## Your goal
Repeat the rows below word for word, beginning with the first row and continuing through the row that contains "waveform-cell (991, 388, 1388, 653)", with both ends included.

-- begin Extracted material --

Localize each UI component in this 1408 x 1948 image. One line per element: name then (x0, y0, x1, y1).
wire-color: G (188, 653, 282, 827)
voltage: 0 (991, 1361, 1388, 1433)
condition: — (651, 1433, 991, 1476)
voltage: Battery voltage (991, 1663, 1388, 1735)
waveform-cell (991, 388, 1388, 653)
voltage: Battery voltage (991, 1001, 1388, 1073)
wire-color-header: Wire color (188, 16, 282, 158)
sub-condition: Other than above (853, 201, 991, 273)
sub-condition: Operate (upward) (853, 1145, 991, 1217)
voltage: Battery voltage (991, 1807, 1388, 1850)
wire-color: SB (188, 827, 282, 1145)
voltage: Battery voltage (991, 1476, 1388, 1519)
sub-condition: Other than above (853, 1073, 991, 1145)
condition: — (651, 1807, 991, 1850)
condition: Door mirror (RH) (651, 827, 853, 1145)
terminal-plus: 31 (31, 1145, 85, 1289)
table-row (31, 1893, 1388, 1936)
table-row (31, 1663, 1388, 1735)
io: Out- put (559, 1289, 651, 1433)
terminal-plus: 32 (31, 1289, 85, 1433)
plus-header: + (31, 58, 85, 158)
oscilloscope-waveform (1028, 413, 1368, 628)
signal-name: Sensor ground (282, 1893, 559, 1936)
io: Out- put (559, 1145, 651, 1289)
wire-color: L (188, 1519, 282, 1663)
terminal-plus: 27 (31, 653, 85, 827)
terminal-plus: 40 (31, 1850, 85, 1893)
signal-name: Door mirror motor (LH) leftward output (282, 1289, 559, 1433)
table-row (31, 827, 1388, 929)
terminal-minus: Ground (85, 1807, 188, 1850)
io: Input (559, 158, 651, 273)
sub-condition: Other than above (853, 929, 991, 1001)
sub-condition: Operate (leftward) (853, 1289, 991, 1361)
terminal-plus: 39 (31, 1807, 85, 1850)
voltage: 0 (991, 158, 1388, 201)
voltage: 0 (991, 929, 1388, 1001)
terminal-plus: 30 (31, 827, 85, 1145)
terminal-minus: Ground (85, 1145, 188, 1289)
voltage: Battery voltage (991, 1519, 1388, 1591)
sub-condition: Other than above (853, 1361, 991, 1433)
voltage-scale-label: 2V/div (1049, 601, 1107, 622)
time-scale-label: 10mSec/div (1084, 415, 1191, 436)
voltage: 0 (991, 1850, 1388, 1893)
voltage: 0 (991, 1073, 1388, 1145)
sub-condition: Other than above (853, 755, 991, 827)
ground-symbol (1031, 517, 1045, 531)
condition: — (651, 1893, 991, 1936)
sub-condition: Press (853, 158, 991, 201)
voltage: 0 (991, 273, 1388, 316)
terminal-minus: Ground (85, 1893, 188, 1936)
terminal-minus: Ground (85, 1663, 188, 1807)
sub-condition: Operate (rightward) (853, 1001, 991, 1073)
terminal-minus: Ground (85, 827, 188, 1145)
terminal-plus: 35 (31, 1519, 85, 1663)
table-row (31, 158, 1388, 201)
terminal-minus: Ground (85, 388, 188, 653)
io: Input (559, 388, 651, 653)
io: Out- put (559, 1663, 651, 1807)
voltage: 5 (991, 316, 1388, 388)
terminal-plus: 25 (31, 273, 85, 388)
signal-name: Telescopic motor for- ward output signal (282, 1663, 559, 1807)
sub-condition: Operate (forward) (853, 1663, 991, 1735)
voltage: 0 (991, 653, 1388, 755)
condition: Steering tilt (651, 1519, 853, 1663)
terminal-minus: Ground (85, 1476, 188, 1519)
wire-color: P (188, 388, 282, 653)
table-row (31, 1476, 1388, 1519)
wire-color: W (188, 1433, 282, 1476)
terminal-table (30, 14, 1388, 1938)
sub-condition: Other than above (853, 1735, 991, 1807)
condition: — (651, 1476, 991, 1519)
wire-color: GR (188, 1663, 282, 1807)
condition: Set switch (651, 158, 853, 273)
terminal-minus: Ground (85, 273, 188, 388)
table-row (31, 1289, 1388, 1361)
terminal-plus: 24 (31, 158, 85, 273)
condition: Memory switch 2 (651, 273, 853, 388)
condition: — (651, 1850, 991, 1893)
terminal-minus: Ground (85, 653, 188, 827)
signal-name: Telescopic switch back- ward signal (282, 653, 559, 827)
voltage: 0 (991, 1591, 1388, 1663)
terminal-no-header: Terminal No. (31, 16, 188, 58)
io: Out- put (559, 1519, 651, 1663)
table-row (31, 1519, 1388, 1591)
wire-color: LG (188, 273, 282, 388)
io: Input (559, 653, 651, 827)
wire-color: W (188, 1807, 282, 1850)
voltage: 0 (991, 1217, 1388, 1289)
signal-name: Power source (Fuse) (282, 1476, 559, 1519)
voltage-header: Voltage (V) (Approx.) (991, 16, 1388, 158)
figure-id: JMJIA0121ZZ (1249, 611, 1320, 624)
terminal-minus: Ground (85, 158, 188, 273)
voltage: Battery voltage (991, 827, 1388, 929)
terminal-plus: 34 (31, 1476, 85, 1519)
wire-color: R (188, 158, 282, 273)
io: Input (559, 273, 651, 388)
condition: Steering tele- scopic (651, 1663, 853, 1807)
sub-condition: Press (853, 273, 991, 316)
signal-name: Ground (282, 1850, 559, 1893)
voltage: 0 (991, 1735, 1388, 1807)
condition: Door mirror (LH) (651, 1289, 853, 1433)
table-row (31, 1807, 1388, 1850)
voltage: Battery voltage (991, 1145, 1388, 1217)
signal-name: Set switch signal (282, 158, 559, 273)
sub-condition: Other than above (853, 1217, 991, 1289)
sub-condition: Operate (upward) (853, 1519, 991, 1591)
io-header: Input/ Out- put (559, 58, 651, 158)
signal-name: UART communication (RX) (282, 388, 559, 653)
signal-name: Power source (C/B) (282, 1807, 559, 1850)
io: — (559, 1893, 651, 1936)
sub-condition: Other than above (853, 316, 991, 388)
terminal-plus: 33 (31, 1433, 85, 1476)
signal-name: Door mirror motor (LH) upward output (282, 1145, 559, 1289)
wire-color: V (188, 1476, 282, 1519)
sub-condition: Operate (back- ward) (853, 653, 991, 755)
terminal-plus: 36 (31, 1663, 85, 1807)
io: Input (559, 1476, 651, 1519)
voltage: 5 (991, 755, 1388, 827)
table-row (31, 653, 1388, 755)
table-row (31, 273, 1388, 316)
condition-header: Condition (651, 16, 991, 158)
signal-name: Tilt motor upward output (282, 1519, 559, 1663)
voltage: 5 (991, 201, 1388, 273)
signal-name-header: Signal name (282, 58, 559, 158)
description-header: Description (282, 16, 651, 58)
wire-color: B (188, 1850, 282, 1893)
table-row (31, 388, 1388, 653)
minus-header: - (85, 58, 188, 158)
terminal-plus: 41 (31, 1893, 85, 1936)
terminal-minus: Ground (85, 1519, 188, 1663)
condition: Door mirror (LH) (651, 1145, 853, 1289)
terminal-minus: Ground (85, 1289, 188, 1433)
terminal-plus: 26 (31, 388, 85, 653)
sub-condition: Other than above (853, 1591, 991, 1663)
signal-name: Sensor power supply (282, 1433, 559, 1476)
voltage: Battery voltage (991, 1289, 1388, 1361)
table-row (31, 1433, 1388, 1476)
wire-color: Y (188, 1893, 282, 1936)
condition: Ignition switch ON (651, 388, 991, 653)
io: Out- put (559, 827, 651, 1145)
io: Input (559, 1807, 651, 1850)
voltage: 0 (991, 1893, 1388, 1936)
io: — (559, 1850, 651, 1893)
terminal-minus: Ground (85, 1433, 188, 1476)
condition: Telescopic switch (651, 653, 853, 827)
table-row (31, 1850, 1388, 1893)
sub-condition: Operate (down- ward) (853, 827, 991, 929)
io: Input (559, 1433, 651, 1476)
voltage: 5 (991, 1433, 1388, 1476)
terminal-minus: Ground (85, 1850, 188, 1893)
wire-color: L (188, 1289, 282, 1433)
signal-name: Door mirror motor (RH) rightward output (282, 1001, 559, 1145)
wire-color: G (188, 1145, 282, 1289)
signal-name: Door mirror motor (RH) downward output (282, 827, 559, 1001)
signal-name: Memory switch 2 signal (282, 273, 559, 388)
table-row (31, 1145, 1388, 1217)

-- end Extracted material --

## Answer to the exercise
Localize each UI component in this 1408 x 1948 image. One line per element: name then (x0, y0, x1, y1).
wire-color: G (188, 653, 282, 827)
voltage: 0 (991, 1361, 1388, 1433)
condition: — (651, 1433, 991, 1476)
voltage: Battery voltage (991, 1663, 1388, 1735)
waveform-cell (991, 388, 1388, 653)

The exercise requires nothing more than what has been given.